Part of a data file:

==========

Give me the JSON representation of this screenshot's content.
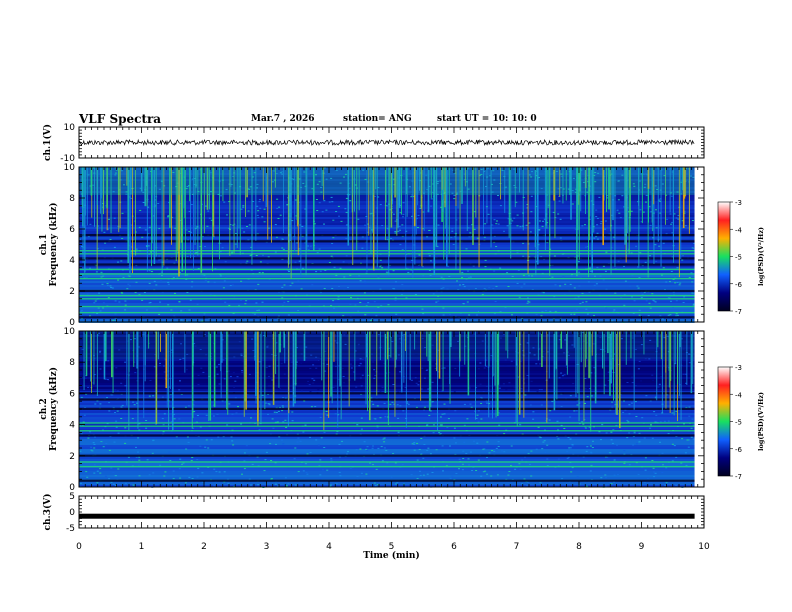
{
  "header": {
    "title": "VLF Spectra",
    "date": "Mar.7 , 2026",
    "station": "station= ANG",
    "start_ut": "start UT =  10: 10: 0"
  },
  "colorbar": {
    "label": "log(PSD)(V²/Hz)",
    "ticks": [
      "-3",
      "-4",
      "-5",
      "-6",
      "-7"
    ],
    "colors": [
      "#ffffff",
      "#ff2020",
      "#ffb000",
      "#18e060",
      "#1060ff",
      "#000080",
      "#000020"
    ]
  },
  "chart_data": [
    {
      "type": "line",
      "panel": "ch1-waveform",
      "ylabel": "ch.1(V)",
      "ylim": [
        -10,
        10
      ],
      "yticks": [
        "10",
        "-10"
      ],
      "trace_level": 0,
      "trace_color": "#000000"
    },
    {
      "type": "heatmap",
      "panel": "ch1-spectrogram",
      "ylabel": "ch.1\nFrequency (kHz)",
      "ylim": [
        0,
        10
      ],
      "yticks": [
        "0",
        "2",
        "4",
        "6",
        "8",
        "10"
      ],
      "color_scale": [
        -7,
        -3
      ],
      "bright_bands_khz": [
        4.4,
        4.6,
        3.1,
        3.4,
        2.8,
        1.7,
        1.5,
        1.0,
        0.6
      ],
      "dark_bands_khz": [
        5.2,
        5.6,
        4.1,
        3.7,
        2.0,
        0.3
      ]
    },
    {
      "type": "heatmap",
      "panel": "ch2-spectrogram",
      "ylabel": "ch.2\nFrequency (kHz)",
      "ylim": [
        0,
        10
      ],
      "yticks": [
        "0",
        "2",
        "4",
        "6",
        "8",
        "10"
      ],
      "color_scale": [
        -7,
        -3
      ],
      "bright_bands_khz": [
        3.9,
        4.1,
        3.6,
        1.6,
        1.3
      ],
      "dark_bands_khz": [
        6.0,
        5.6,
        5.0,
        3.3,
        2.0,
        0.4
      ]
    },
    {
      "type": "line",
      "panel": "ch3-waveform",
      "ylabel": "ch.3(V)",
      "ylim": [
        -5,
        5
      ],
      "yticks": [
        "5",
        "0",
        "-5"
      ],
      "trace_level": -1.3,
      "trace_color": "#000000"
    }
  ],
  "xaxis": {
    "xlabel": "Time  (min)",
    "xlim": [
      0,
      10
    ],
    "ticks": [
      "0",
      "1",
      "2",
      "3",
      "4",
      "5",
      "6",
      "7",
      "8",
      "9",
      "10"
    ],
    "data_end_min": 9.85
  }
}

==========

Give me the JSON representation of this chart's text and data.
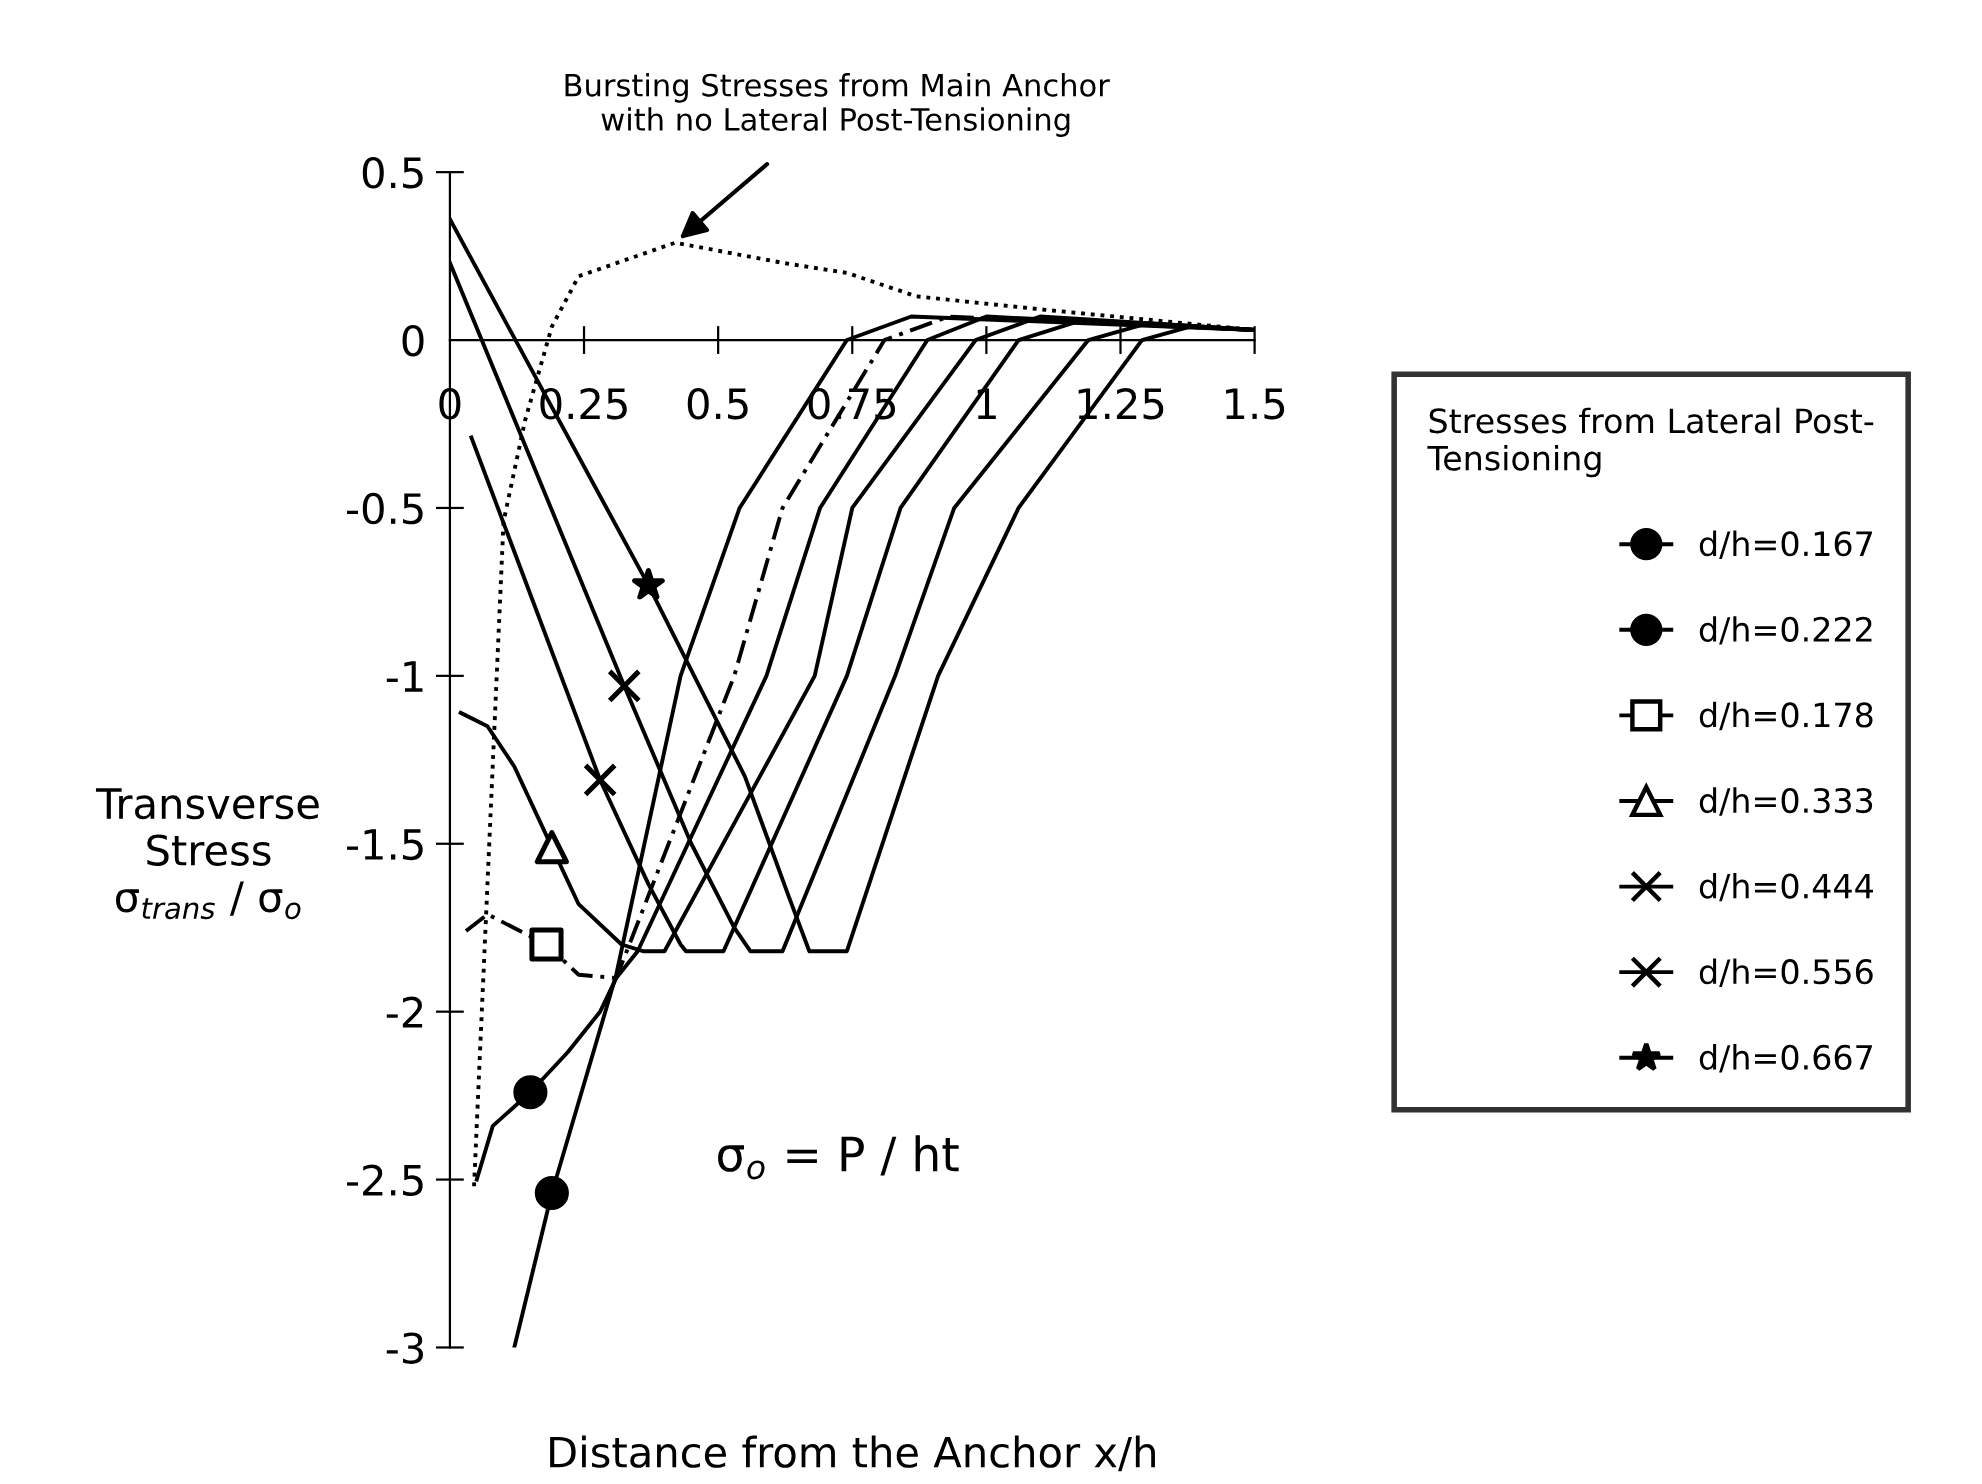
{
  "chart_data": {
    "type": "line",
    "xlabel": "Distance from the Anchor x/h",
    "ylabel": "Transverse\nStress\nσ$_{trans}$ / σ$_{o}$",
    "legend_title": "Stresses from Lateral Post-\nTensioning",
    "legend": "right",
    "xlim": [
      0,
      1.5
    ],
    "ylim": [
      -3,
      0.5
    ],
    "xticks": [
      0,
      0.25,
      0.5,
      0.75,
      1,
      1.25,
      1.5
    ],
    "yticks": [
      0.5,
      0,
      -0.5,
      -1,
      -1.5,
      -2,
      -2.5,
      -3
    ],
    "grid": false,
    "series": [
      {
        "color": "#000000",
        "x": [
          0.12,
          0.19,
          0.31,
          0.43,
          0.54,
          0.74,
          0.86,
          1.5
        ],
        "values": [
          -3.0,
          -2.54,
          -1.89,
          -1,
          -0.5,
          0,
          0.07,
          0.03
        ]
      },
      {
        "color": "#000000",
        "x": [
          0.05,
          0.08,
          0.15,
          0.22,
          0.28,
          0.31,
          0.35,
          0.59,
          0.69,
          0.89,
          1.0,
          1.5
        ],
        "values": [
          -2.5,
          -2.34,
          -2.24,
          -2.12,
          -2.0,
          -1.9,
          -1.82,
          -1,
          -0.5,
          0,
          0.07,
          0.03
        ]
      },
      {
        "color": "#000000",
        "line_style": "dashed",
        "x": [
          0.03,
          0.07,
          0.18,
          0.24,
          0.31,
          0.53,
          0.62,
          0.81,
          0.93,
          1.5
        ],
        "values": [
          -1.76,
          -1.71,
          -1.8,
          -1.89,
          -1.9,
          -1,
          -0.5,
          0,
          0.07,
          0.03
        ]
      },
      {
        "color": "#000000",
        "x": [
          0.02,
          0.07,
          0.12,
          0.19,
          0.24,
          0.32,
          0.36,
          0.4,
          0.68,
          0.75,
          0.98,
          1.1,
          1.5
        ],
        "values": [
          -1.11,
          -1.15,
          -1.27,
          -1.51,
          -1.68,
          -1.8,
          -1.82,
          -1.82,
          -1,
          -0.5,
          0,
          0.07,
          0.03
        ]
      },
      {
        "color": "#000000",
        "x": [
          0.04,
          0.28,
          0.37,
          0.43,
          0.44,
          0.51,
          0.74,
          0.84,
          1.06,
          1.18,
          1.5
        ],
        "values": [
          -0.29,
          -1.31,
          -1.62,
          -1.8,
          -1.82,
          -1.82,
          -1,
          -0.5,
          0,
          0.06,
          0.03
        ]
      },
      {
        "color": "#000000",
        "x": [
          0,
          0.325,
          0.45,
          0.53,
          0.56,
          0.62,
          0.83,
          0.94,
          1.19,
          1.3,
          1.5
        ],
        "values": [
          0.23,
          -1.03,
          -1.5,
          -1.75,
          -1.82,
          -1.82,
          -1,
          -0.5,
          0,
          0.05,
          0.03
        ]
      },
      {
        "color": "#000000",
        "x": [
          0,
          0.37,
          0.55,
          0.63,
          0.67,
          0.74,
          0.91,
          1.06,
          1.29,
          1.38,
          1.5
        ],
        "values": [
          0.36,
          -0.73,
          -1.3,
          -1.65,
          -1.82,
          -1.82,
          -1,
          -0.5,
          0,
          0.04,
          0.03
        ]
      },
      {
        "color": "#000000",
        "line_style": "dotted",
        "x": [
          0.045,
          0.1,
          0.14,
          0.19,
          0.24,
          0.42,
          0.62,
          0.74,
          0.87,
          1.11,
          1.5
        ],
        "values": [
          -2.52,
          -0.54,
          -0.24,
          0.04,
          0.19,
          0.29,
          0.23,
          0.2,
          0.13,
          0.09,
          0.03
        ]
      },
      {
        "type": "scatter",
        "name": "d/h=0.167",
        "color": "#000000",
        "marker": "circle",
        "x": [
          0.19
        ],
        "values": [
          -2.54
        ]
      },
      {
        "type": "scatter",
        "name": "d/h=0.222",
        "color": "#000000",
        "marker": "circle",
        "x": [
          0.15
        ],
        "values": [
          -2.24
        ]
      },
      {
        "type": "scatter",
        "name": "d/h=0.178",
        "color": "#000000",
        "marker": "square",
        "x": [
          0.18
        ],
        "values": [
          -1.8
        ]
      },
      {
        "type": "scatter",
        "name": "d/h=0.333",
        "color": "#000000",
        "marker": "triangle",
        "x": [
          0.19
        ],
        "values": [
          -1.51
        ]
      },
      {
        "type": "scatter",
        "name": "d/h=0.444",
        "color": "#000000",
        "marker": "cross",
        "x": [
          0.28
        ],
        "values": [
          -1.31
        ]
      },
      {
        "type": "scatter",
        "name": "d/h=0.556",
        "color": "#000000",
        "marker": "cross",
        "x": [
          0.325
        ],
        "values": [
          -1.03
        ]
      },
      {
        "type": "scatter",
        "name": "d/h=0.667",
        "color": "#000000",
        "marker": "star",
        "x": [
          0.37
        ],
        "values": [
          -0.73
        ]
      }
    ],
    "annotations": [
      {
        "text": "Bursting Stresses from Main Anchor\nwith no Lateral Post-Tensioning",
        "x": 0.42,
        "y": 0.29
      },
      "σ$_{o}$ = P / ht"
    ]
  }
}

==========

◆ WORK TO DO:
Among the entries, how many lines include the word "Lateral"? Answer with a single number and nothing further.

◆ EXERCISE RESULT:
2